Provided text:

I met an undocumented man and fell in love.

Melissa Herrera
3 min readApr 29, 2021

If you read my book TOÑO LIVES you know that my husband was captured and jailed after an attempted train robbery. This was after many successful ones. He was an undocumented person in 1985, and the feds took him down and put him in jail. But he was never treated inhumanely, he was just another person from Mexico on a sunny day in Texas.

The other day Senator John Cornyn of Texas tweeted, “President Biden has instead emphasized the humane treatment of immigrants, regardless of their legal status. @nytimes.” Imagine not believing humane treatment is the way.

Texas is where my husband went to jail, and also where he lived for 10 years before I met him — 33 years ago today, March 25, 1988.

Illegal immigration has been happening for decades. It won’t be stopped as long as people strive for more. But when the time was right, a certain sector of politicians (even before Trump) whipped it up like a well-beaten frosting and gave us the fears and carefully siphoned anger we needed ro make it an issue.

Is it an issue?

This may not be something anyone wants to debate with me because I won’t say the things you want to hear. I believe all humans in their quest for safety have a right to be treated humanely. We’d do well to remember that many undocumented persons are seeking safety from devastating violence, and many — like my husband when he was 10 years old — a way out of poverty and abuse. I imagine all of them as a young George, taking a chance like no other. He didn’t try to seek asylum, but he did cross many, many times on his own.

I’d like to think that we treat people humanely no matter their status. But I remind myself we live in a world that suffered the Holocaust. They were treated as numbers to destroy. We can be the most vicious and cruelest of creatures.

Dataset entries:
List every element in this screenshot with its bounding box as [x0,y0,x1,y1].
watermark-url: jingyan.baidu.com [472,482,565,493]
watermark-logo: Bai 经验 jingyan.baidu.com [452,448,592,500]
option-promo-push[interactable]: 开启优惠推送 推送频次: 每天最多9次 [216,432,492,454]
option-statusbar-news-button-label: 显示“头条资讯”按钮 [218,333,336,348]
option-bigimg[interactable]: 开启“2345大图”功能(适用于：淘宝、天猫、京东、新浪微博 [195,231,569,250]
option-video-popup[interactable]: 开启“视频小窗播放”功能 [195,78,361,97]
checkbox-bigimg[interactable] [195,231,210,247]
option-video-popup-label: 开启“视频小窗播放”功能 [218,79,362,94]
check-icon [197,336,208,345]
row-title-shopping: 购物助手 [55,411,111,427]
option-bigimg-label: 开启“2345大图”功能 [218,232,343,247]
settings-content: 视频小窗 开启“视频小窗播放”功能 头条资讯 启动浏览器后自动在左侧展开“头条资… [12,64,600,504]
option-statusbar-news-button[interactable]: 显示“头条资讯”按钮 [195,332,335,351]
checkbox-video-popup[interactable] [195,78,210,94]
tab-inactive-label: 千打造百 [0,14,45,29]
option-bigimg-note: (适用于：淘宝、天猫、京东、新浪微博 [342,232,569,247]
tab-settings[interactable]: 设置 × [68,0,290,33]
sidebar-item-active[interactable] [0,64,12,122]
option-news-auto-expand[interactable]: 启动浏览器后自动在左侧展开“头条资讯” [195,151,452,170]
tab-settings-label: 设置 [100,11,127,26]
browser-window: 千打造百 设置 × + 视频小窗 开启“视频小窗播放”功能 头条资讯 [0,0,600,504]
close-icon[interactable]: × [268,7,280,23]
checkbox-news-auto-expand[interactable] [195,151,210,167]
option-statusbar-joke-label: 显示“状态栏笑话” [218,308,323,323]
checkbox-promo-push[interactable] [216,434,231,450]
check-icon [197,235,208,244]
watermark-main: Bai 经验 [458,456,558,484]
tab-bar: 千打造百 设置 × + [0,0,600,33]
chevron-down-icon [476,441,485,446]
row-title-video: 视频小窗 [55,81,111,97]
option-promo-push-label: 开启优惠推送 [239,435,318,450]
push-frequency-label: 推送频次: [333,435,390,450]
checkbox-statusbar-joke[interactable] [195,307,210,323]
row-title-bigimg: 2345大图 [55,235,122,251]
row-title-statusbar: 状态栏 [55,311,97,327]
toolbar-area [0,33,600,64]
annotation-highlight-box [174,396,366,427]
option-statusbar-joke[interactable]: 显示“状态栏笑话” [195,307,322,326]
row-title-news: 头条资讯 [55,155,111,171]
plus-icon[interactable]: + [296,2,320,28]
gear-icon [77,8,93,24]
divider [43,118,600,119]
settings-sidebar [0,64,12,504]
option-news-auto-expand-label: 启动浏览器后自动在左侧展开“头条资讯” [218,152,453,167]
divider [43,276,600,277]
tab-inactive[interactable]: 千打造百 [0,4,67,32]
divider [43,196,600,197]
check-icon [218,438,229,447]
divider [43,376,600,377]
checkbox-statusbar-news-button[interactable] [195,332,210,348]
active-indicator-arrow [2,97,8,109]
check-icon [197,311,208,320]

What to work on: Can you copy out the essay above about meeting and loving an undocumented man, word for word from its title to its last line?

Complete output:
I met an undocumented man and fell in love.

Melissa Herrera
3 min readApr 29, 2021

If you read my book TOÑO LIVES you know that my husband was captured and jailed after an attempted train robbery. This was after many successful ones. He was an undocumented person in 1985, and the feds took him down and put him in jail. But he was never treated inhumanely, he was just another person from Mexico on a sunny day in Texas.

The other day Senator John Cornyn of Texas tweeted, “President Biden has instead emphasized the humane treatment of immigrants, regardless of their legal status. @nytimes.” Imagine not believing humane treatment is the way.

Texas is where my husband went to jail, and also where he lived for 10 years before I met him — 33 years ago today, March 25, 1988.

Illegal immigration has been happening for decades. It won’t be stopped as long as people strive for more. But when the time was right, a certain sector of politicians (even before Trump) whipped it up like a well-beaten frosting and gave us the fears and carefully siphoned anger we needed ro make it an issue.

Is it an issue?

This may not be something anyone wants to debate with me because I won’t say the things you want to hear. I believe all humans in their quest for safety have a right to be treated humanely. We’d do well to remember that many undocumented persons are seeking safety from devastating violence, and many — like my husband when he was 10 years old — a way out of poverty and abuse. I imagine all of them as a young George, taking a chance like no other. He didn’t try to seek asylum, but he did cross many, many times on his own.

I’d like to think that we treat people humanely no matter their status. But I remind myself we live in a world that suffered the Holocaust. They were treated as numbers to destroy. We can be the most vicious and cruelest of creatures.